Dataset items:
********************

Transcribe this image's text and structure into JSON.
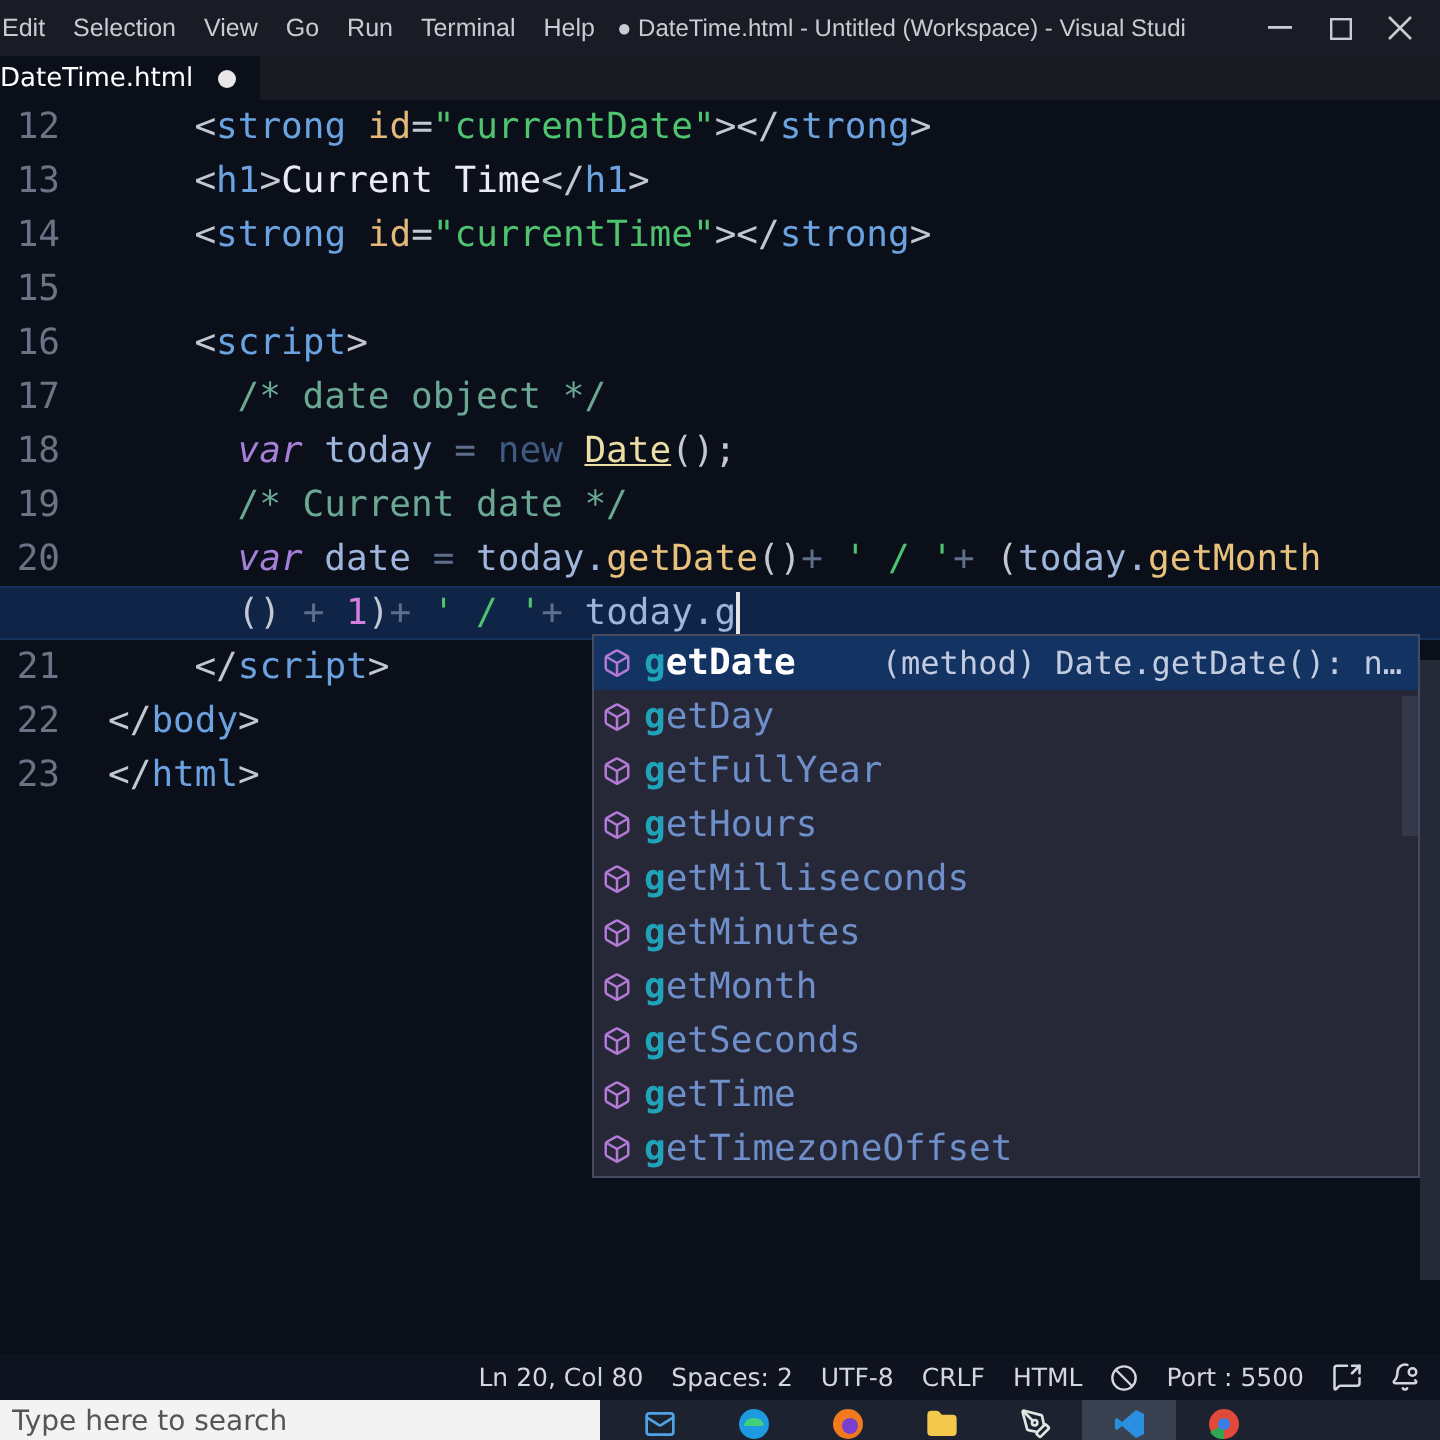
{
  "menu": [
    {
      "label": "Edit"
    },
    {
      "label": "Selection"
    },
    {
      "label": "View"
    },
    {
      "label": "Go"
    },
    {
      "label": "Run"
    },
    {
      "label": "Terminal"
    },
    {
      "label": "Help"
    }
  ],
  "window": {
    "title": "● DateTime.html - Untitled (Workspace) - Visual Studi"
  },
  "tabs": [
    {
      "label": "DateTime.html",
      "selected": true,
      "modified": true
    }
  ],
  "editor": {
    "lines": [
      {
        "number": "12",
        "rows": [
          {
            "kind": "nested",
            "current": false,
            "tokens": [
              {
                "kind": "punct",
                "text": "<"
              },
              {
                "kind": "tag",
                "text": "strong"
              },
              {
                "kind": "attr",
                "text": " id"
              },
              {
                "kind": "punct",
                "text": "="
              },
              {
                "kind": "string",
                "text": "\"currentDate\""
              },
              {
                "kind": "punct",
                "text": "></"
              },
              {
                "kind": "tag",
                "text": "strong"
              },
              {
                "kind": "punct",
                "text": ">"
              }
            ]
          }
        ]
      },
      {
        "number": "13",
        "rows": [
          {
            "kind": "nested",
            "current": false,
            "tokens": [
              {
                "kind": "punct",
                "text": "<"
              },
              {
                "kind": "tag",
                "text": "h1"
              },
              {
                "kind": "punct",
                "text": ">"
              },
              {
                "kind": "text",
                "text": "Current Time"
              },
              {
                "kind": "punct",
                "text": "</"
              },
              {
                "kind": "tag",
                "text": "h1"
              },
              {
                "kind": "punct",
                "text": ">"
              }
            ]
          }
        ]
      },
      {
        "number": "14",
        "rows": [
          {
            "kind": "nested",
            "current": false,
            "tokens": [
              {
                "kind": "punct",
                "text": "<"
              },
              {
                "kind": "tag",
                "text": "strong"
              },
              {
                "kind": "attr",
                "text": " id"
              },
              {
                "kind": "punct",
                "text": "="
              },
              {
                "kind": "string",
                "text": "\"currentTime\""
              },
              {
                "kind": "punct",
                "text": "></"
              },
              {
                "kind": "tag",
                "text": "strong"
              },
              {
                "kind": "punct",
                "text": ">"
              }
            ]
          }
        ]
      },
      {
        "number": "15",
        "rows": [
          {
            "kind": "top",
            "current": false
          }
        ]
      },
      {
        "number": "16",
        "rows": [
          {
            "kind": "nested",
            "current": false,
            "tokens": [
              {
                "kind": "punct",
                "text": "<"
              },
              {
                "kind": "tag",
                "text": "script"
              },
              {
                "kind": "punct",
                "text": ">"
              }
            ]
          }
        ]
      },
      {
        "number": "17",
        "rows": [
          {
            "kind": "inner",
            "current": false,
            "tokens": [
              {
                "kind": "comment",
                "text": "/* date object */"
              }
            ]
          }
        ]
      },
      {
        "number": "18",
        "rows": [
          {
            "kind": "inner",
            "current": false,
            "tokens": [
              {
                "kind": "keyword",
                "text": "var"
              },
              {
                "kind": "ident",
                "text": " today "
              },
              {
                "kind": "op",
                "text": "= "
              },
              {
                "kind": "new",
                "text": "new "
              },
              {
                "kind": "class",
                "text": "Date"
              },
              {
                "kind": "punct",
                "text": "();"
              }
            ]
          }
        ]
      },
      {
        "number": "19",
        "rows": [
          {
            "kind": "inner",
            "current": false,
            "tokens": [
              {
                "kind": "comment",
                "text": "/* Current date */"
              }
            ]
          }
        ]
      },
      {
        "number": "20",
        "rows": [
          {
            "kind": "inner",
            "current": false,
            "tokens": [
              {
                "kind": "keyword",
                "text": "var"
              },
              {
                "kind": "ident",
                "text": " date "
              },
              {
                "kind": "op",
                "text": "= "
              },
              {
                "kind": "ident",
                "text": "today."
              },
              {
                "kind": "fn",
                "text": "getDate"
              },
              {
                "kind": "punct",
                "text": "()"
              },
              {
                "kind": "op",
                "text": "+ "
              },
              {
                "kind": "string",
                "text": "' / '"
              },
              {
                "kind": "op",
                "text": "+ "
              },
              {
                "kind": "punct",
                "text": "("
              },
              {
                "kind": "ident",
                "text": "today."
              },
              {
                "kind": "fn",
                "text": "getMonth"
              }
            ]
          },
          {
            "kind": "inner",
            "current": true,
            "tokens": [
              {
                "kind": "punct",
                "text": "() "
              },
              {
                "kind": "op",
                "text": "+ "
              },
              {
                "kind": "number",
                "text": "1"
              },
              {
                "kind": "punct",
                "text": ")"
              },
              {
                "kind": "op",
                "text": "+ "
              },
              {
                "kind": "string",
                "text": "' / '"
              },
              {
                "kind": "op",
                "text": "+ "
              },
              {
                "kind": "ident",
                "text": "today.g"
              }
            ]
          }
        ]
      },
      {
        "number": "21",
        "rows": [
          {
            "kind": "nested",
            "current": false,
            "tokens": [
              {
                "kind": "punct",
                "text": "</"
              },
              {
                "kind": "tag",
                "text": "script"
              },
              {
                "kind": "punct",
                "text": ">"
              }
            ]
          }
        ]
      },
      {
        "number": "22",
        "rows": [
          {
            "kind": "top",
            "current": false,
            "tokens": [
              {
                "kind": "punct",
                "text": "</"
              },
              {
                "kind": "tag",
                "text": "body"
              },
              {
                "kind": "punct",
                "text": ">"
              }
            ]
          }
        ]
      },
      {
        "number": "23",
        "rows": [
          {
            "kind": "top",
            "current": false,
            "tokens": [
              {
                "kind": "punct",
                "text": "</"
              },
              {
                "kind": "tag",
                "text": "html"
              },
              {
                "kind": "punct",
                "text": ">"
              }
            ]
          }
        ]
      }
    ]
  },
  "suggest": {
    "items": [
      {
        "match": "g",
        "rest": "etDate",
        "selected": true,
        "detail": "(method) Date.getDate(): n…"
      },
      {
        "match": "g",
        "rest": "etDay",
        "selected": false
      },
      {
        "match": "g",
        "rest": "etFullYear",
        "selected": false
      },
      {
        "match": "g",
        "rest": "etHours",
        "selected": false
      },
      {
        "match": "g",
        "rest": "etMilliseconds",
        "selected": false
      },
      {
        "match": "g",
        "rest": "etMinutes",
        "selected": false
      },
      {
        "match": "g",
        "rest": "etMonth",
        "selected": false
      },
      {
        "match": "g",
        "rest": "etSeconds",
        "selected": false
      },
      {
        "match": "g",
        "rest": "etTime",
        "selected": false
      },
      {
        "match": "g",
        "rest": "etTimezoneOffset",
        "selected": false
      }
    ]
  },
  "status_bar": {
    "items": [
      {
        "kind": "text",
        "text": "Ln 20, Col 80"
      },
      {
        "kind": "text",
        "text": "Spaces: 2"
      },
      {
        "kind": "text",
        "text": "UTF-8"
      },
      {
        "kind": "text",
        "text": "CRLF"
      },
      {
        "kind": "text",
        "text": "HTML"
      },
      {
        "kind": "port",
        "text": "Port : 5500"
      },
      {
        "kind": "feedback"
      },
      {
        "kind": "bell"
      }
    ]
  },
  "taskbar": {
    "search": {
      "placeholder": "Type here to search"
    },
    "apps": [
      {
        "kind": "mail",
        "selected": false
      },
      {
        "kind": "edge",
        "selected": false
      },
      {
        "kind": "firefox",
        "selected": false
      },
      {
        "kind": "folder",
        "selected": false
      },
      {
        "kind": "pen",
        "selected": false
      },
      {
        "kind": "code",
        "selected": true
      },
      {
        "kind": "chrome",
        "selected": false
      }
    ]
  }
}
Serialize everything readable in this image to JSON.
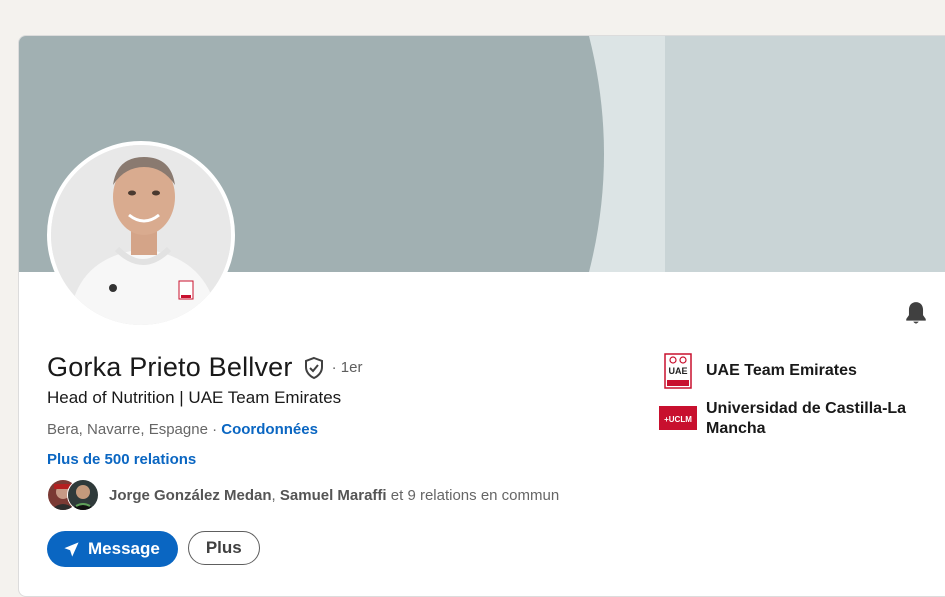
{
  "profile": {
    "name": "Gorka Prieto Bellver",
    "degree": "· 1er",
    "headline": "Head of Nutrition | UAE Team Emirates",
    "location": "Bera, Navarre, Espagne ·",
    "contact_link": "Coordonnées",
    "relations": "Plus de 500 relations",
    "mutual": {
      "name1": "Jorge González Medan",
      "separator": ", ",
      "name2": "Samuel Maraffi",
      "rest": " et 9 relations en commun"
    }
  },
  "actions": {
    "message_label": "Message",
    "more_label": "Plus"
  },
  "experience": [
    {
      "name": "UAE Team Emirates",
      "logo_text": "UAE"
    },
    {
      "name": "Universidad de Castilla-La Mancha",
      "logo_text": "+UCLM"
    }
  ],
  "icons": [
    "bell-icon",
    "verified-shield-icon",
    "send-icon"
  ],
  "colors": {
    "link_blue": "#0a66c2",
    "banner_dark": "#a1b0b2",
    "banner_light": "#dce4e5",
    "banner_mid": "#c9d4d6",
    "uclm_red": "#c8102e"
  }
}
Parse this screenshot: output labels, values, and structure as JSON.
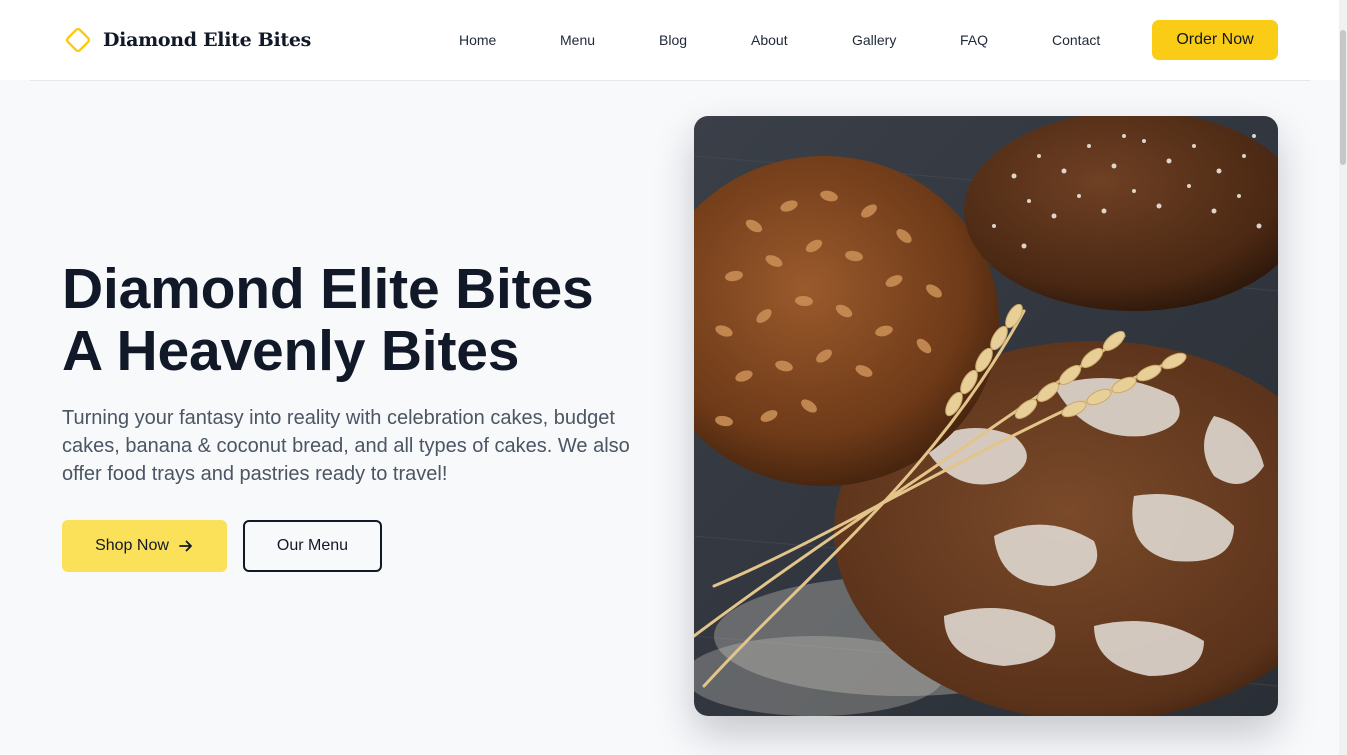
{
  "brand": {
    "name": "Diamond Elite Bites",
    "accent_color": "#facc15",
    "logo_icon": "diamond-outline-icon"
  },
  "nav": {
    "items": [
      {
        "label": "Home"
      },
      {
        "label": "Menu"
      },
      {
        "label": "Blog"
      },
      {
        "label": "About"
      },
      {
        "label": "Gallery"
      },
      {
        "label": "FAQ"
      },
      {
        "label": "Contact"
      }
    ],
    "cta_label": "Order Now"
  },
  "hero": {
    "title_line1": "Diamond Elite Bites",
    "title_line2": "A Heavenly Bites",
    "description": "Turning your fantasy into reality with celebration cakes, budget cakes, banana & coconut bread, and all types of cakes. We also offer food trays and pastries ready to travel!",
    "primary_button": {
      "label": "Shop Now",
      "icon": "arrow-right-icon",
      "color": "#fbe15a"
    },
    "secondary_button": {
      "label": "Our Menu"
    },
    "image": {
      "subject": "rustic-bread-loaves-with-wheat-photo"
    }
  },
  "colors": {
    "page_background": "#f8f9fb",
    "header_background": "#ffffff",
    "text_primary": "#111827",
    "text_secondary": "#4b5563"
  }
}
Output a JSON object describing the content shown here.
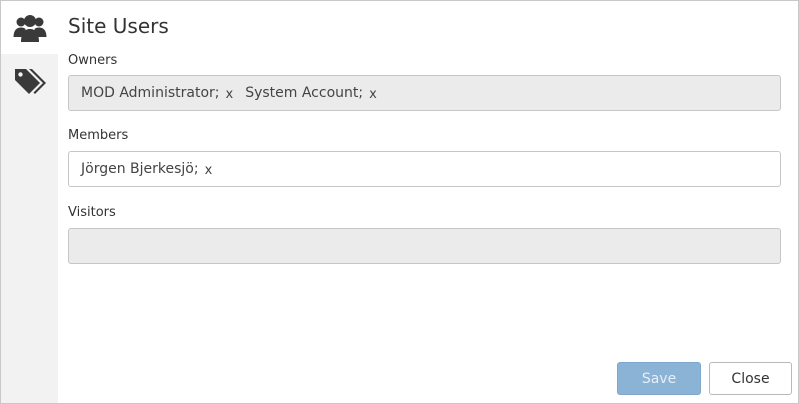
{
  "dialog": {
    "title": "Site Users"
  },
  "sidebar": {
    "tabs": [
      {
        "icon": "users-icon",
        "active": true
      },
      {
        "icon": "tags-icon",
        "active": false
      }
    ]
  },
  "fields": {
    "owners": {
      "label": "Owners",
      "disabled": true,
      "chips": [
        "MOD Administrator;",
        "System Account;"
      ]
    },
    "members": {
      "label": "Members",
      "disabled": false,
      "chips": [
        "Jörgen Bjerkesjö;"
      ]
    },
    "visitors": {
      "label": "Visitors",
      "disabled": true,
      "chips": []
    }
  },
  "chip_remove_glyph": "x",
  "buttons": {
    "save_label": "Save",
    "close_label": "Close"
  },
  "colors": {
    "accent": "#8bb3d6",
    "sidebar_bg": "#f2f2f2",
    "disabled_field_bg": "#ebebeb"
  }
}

********************

Written problem - Using the entries above, find all lines with "Team". Copy them.

Task output -
    "headline": "Head of Nutrition | UAE Team Emirates",
      "name": "UAE Team Emirates",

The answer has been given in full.